**Requirements**:
Give a verbatim copy of the lines below, minus the pictures.

**Records from a dataset**:
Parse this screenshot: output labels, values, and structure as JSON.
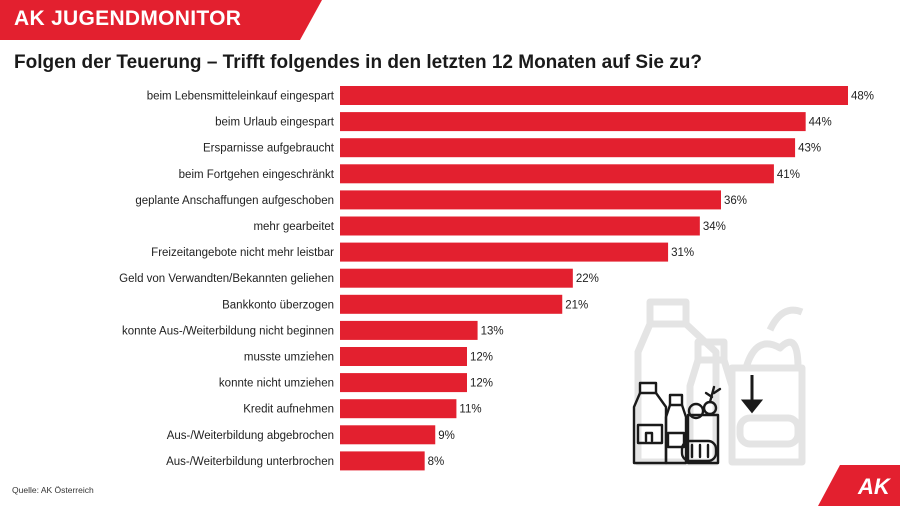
{
  "header": {
    "brand": "AK JUGENDMONITOR"
  },
  "title": "Folgen der Teuerung – Trifft folgendes in den letzten 12 Monaten auf Sie zu?",
  "source": "Quelle: AK Österreich",
  "logo": {
    "text": "AK"
  },
  "colors": {
    "accent": "#e3202f",
    "icon_dark": "#1a1a1a",
    "icon_light": "#e4e4e4"
  },
  "icons": {
    "foreground": "grocery-price-down-icon",
    "background": "grocery-outline-icon"
  },
  "chart_data": {
    "type": "bar",
    "orientation": "horizontal",
    "categories": [
      "beim Lebensmitteleinkauf eingespart",
      "beim Urlaub eingespart",
      "Ersparnisse aufgebraucht",
      "beim Fortgehen eingeschränkt",
      "geplante Anschaffungen aufgeschoben",
      "mehr gearbeitet",
      "Freizeitangebote nicht mehr leistbar",
      "Geld von Verwandten/Bekannten geliehen",
      "Bankkonto überzogen",
      "konnte Aus-/Weiterbildung nicht beginnen",
      "musste umziehen",
      "konnte nicht umziehen",
      "Kredit aufnehmen",
      "Aus-/Weiterbildung abgebrochen",
      "Aus-/Weiterbildung unterbrochen"
    ],
    "values": [
      48,
      44,
      43,
      41,
      36,
      34,
      31,
      22,
      21,
      13,
      12,
      12,
      11,
      9,
      8
    ],
    "value_labels": [
      "48%",
      "44%",
      "43%",
      "41%",
      "36%",
      "34%",
      "31%",
      "22%",
      "21%",
      "13%",
      "12%",
      "12%",
      "11%",
      "9%",
      "8%"
    ],
    "unit": "%",
    "xlim": [
      0,
      48
    ],
    "grid": false,
    "legend": "none"
  }
}
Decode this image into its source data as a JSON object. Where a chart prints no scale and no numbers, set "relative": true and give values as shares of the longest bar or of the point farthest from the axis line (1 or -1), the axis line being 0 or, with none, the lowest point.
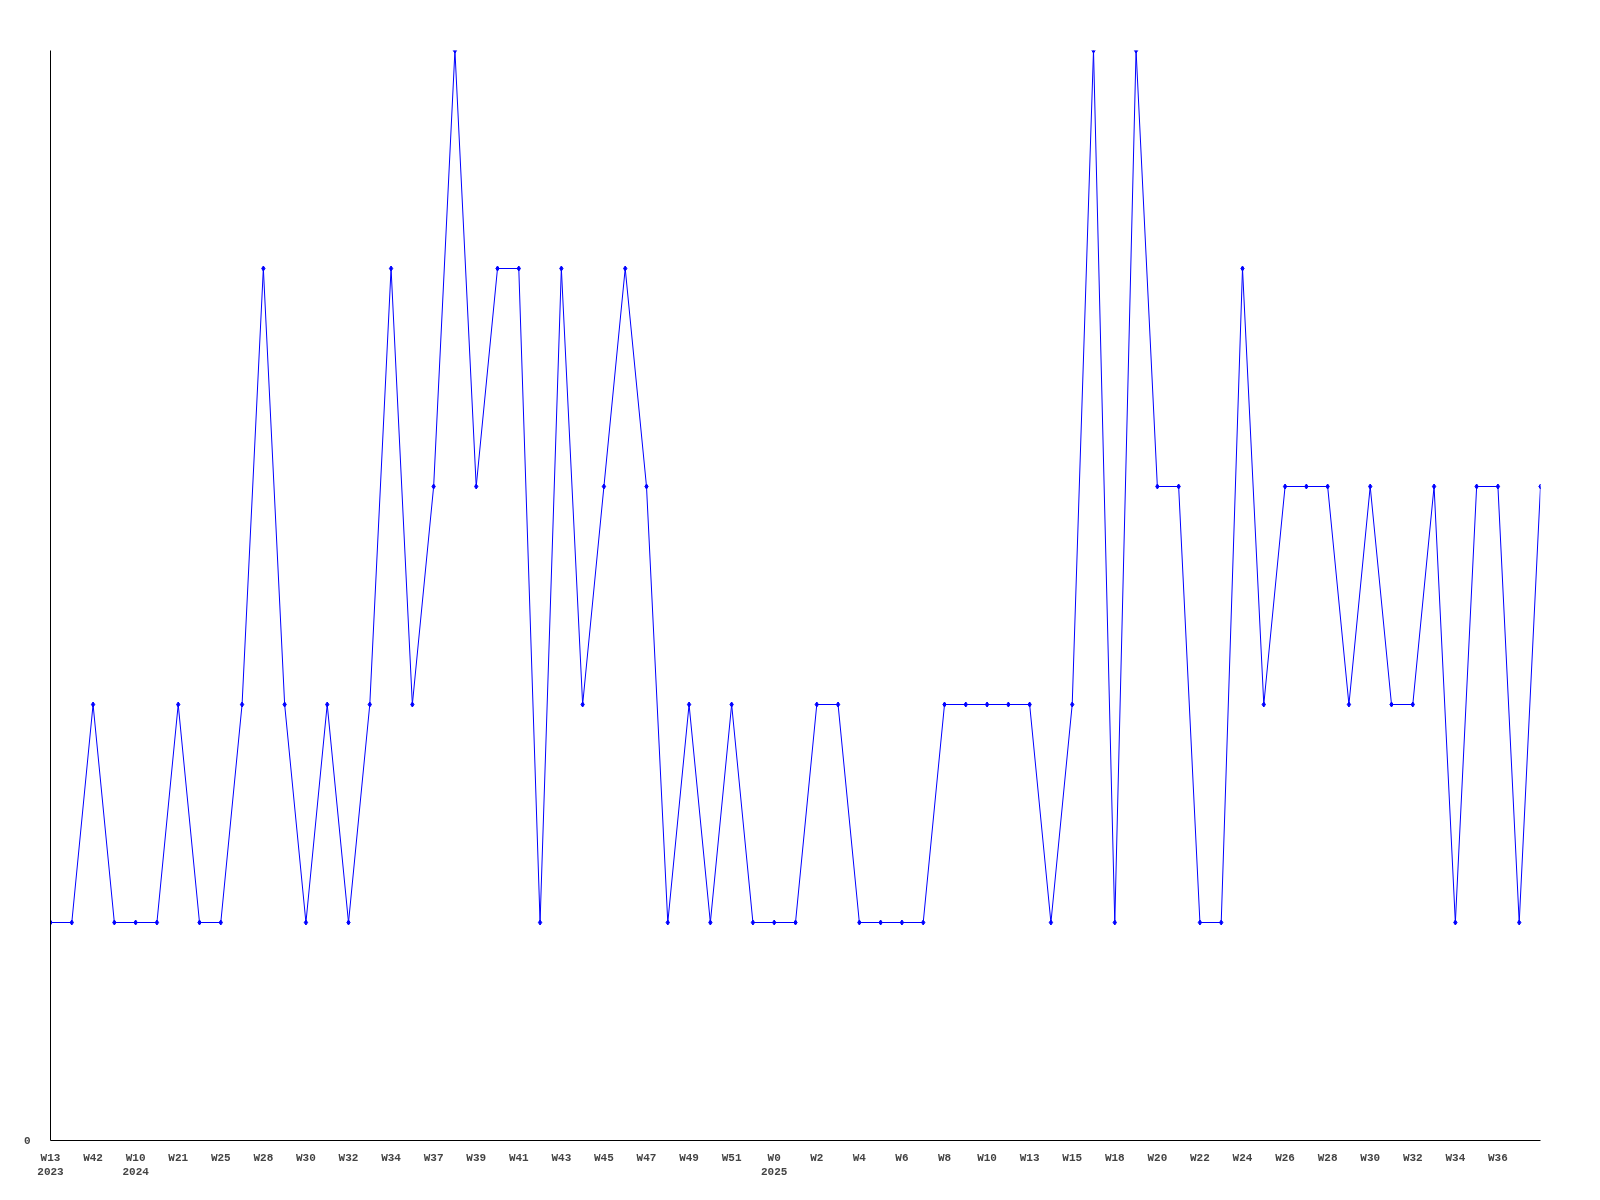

**Response to the exercise**:
Parse this screenshot: output labels, values, and structure as JSON.
{
  "header": {
    "brand": "AK JUGENDMONITOR"
  },
  "title": "Folgen der Teuerung – Trifft folgendes in den letzten 12 Monaten auf Sie zu?",
  "source": "Quelle: AK Österreich",
  "logo": {
    "text": "AK"
  },
  "colors": {
    "accent": "#e3202f",
    "icon_dark": "#1a1a1a",
    "icon_light": "#e4e4e4"
  },
  "icons": {
    "foreground": "grocery-price-down-icon",
    "background": "grocery-outline-icon"
  },
  "chart_data": {
    "type": "bar",
    "orientation": "horizontal",
    "categories": [
      "beim Lebensmitteleinkauf eingespart",
      "beim Urlaub eingespart",
      "Ersparnisse aufgebraucht",
      "beim Fortgehen eingeschränkt",
      "geplante Anschaffungen aufgeschoben",
      "mehr gearbeitet",
      "Freizeitangebote nicht mehr leistbar",
      "Geld von Verwandten/Bekannten geliehen",
      "Bankkonto überzogen",
      "konnte Aus-/Weiterbildung nicht beginnen",
      "musste umziehen",
      "konnte nicht umziehen",
      "Kredit aufnehmen",
      "Aus-/Weiterbildung abgebrochen",
      "Aus-/Weiterbildung unterbrochen"
    ],
    "values": [
      48,
      44,
      43,
      41,
      36,
      34,
      31,
      22,
      21,
      13,
      12,
      12,
      11,
      9,
      8
    ],
    "value_labels": [
      "48%",
      "44%",
      "43%",
      "41%",
      "36%",
      "34%",
      "31%",
      "22%",
      "21%",
      "13%",
      "12%",
      "12%",
      "11%",
      "9%",
      "8%"
    ],
    "unit": "%",
    "xlim": [
      0,
      48
    ],
    "grid": false,
    "legend": "none"
  }
}
Decode this image into its source data as a JSON object. Where a chart prints no scale and no numbers, set "relative": true and give values as shares of the longest bar or of the point farthest from the axis line (1 or -1), the axis line being 0 or, with none, the lowest point.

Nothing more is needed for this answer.